BEGIN Dataset rows
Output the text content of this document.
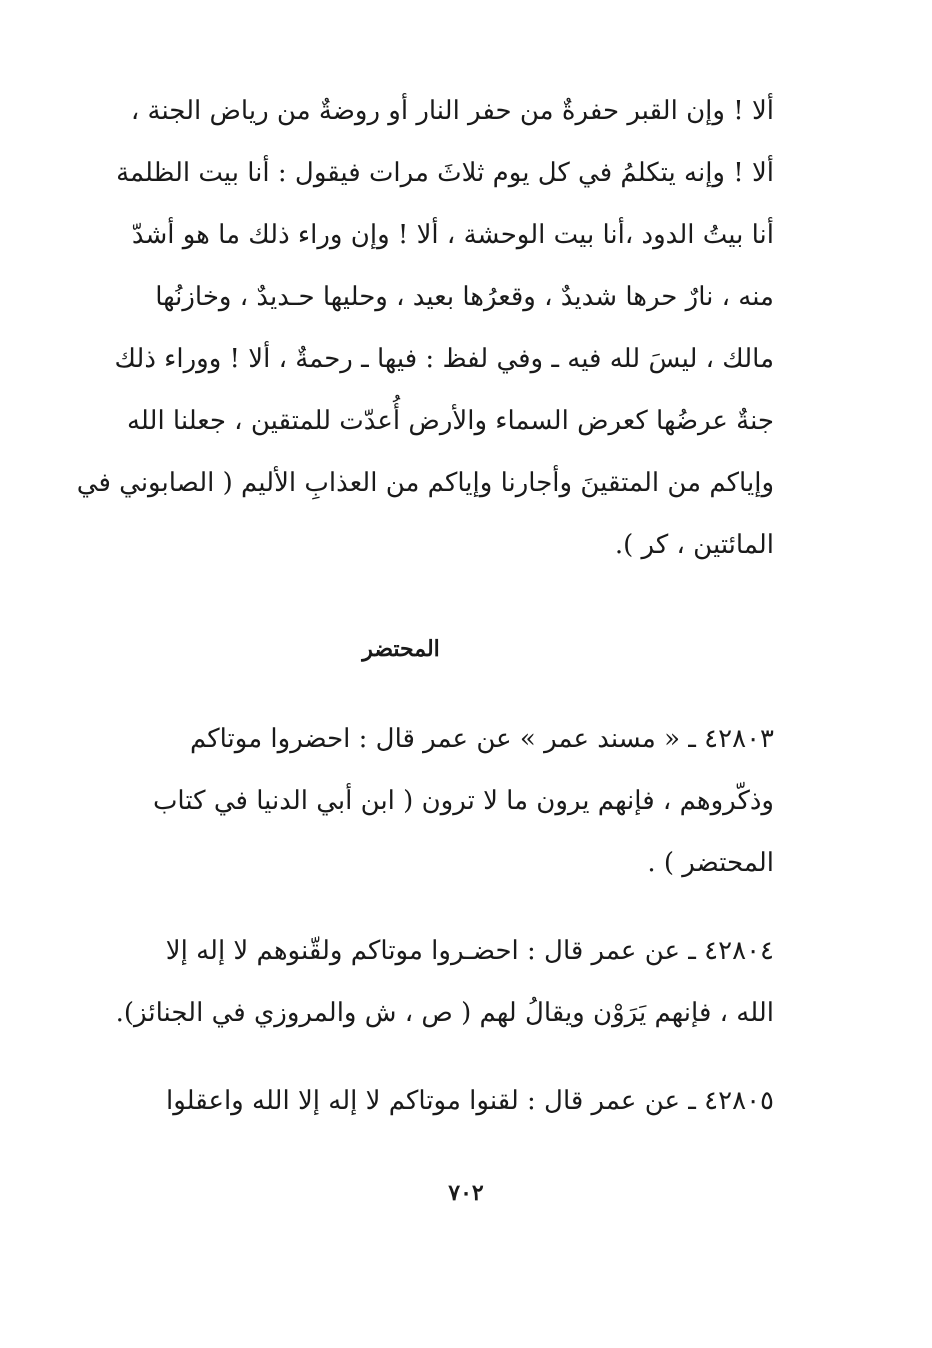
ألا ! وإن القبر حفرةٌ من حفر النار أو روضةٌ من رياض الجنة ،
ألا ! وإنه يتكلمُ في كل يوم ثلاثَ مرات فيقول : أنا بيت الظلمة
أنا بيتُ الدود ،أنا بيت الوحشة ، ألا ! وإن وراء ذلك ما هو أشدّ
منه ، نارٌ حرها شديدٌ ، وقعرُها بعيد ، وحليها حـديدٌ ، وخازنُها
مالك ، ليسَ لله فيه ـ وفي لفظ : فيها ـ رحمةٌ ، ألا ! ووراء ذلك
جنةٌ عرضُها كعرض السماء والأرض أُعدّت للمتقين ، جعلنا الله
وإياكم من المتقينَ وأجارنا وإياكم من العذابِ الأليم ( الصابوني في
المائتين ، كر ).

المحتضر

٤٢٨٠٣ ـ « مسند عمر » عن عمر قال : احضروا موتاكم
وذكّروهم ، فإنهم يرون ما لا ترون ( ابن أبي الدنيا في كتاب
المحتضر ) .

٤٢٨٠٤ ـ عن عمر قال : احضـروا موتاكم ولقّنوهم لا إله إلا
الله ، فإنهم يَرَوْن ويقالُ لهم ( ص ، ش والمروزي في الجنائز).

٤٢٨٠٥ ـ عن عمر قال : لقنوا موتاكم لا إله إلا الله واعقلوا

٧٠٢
END Dataset rows
■ Directive:
Omitting all images, print the listing exactly.

■ Written reply:
Output the text content of this document.
ألا ! وإن القبر حفرةٌ من حفر النار أو روضةٌ من رياض الجنة ،
ألا ! وإنه يتكلمُ في كل يوم ثلاثَ مرات فيقول : أنا بيت الظلمة
أنا بيتُ الدود ،أنا بيت الوحشة ، ألا ! وإن وراء ذلك ما هو أشدّ
منه ، نارٌ حرها شديدٌ ، وقعرُها بعيد ، وحليها حـديدٌ ، وخازنُها
مالك ، ليسَ لله فيه ـ وفي لفظ : فيها ـ رحمةٌ ، ألا ! ووراء ذلك
جنةٌ عرضُها كعرض السماء والأرض أُعدّت للمتقين ، جعلنا الله
وإياكم من المتقينَ وأجارنا وإياكم من العذابِ الأليم ( الصابوني في
المائتين ، كر ).

المحتضر

٤٢٨٠٣ ـ « مسند عمر » عن عمر قال : احضروا موتاكم
وذكّروهم ، فإنهم يرون ما لا ترون ( ابن أبي الدنيا في كتاب
المحتضر ) .

٤٢٨٠٤ ـ عن عمر قال : احضـروا موتاكم ولقّنوهم لا إله إلا
الله ، فإنهم يَرَوْن ويقالُ لهم ( ص ، ش والمروزي في الجنائز).

٤٢٨٠٥ ـ عن عمر قال : لقنوا موتاكم لا إله إلا الله واعقلوا

٧٠٢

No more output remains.